-- start Working data --
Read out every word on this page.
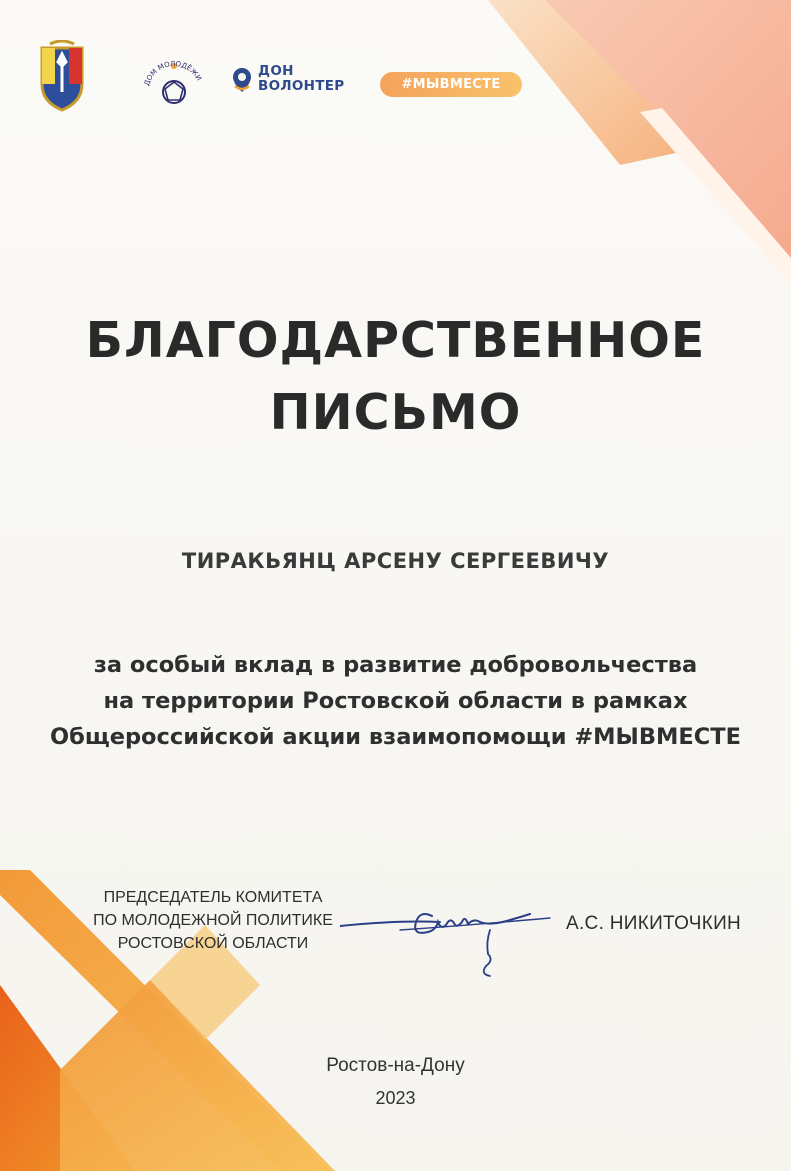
ДОМ МОЛОДЁЖИ	ДОН
ВОЛОНТЕР	#МЫВМЕСТЕ
БЛАГОДАРСТВЕННОЕ
ПИСЬМО
ТИРАКЬЯНЦ АРСЕНУ СЕРГЕЕВИЧУ
за особый вклад в развитие добровольчества
на территории Ростовской области в рамках
Общероссийской акции взаимопомощи #МЫВМЕСТЕ
ПРЕДСЕДАТЕЛЬ КОМИТЕТА
ПО МОЛОДЕЖНОЙ ПОЛИТИКЕ
РОСТОВСКОЙ ОБЛАСТИ
А.С. НИКИТОЧКИН
Ростов-на-Дону
2023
-- end Working data --
> _Set task_: Transcribe every record above exactly as written, leaving out any pictures.

> _Exercise output_:
Read out every word on this page.
ДОМ МОЛОДЁЖИ	ДОН
ВОЛОНТЕР	#МЫВМЕСТЕ
БЛАГОДАРСТВЕННОЕ
ПИСЬМО
ТИРАКЬЯНЦ АРСЕНУ СЕРГЕЕВИЧУ
за особый вклад в развитие добровольчества
на территории Ростовской области в рамках
Общероссийской акции взаимопомощи #МЫВМЕСТЕ
ПРЕДСЕДАТЕЛЬ КОМИТЕТА
ПО МОЛОДЕЖНОЙ ПОЛИТИКЕ
РОСТОВСКОЙ ОБЛАСТИ
А.С. НИКИТОЧКИН
Ростов-на-Дону
2023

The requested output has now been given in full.